The goal of vulnerability management is to reduce the organization’s overall risk exposure by mitigating as many vulnerabilities as possible. This can be a challenging task, given the number of potential vulnerabilities and the limited resources available for remediation. Vulnerability management should be a continuous process to keep up with new and emerging threats and changing environments.
How vulnerability management works

Vulnerability Management program typically includes:

  • Asset / Configuration Management (see above)
  • Vulnerability Scanning (DAST capability mentioned earlier, see above)
  • Patch Management (see above)
  • Security Incident and Event Management (SIEM)
  • Pen testing

This is more about an organized process / program than about a specific tool.

Peer Code Reviews

No matter how much automation your Software Supply Chain pipelines incorporate, there needs to be peer reviews of all Pull Requests. Yes, this part is not automated. Do not hand this over to whatever your favorite AI developer tool is. Some of this you might be able to automate with the SCA tools enforcing certain standards. But, having a human being who understands the context review everything that is going to be merged into the “main” branch is invaluable.

This is not the fun part of the software engineer’s day, but it is one of the more important parts of the job. Take it seriously and spread the responsibility around. The person doing the PR review / approval should have some familiarity with the code being modified. Mature developers will cooperate with this process. The ones who fight you every step of the way are a really good example of the ones who maybe your organization doesn’t really need.

Release Management

Release Management is about coordinating software releases to satisfy business goals while maintaining quality. Building the release and supporting artifacts should be automated within the CI/CD/CT pipelines.

Your software releases should have a defined version numbering scheme. I like to use: “ M.N.Build” format where M = Major version number, N = Minor version, Build = the Build Number. A unique build number can be obtained in GitHub Actions with ${{ github.run_id }}. The version numbering scheme is arbitrary; consistency is most importantly.

Given information:
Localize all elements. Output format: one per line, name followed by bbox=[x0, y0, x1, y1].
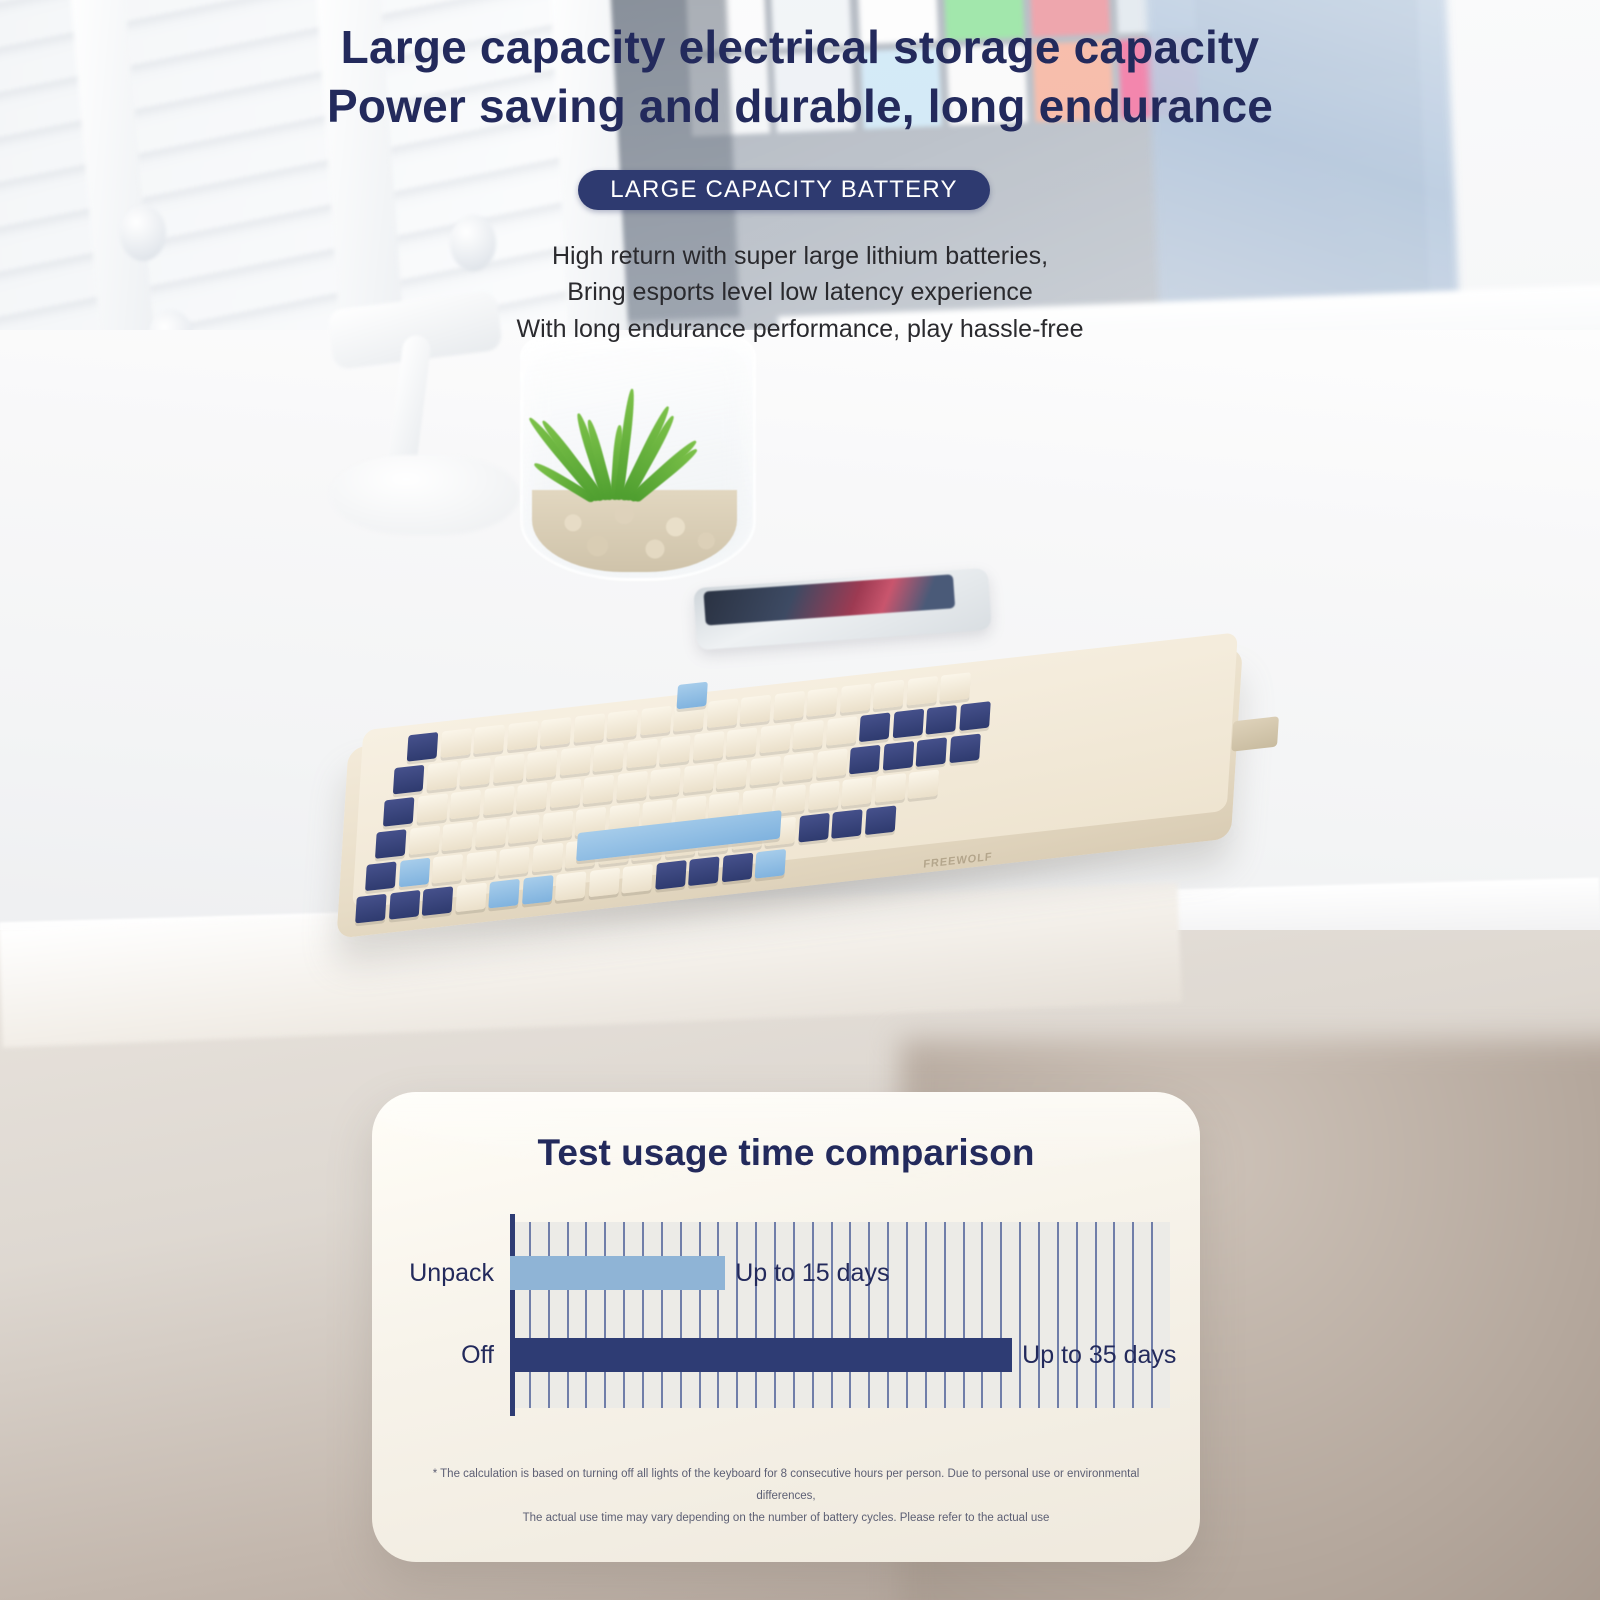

Exercise set:
• a. According to the excerpt on software supply chain practices, who should review and approve a pull request?
• b. Continue the excerpt on software supply chain practices from where it stops.

Exercise answers:
• a. Someone who has some familiarity with the code being modified.

• b.
A conscious decision must also be made regarding how many concurrently supported release versions will be available. For example, two Major releases (with a unique minor version) will be supported at any given time. Again, this is arbitrary and highly dependent upon on the use cases and how easy it is to push out software releases.

Typically, a release corresponds to a dedicated branch. We’ll call it a release branch. This is part of the branching strategy. A release could also correspond to a git tag. Again, consistency is the important part of this.

The Source Code Management platform, Artifact Repository, or Container Registry can be used to store the release artifacts. The nature of the artifact depends on the software architecture web application (self-hosted, on-prem, cloud, SaaS), native desktop app, native mobile app, micro service(s), container images, etc.

Actively maintained releases (currently supported) are targeted in the patching process (see Patch Management).

Software Distribution

How software is distributed depends on the purpose of software and its architecture — see the Release Management section. Software could be distributed using cloud platform automation tools, package management tools, automatic update / distribution tools with mobile platforms or desktop OSes, or maybe just an old-fashioned manual process.

Secure Software Architecture

Secure Software Architecture (SPA w/ API backend)

Automated Testing

Your organization’s Software Supply Chain should include an automated test suite that be kicked off manually or as part of a CT pipeline.

Standardize on a programmatic testing framework such as:

There are different types of testing that can be done:

  • Unit Testing
  • Integration Testing
  • UI Testing
  • API Testing

All of these test types can be automated.

The goal of the test suite is to produce a more reliable code base and ensure that bugs in core functionality are not introduced with each PR.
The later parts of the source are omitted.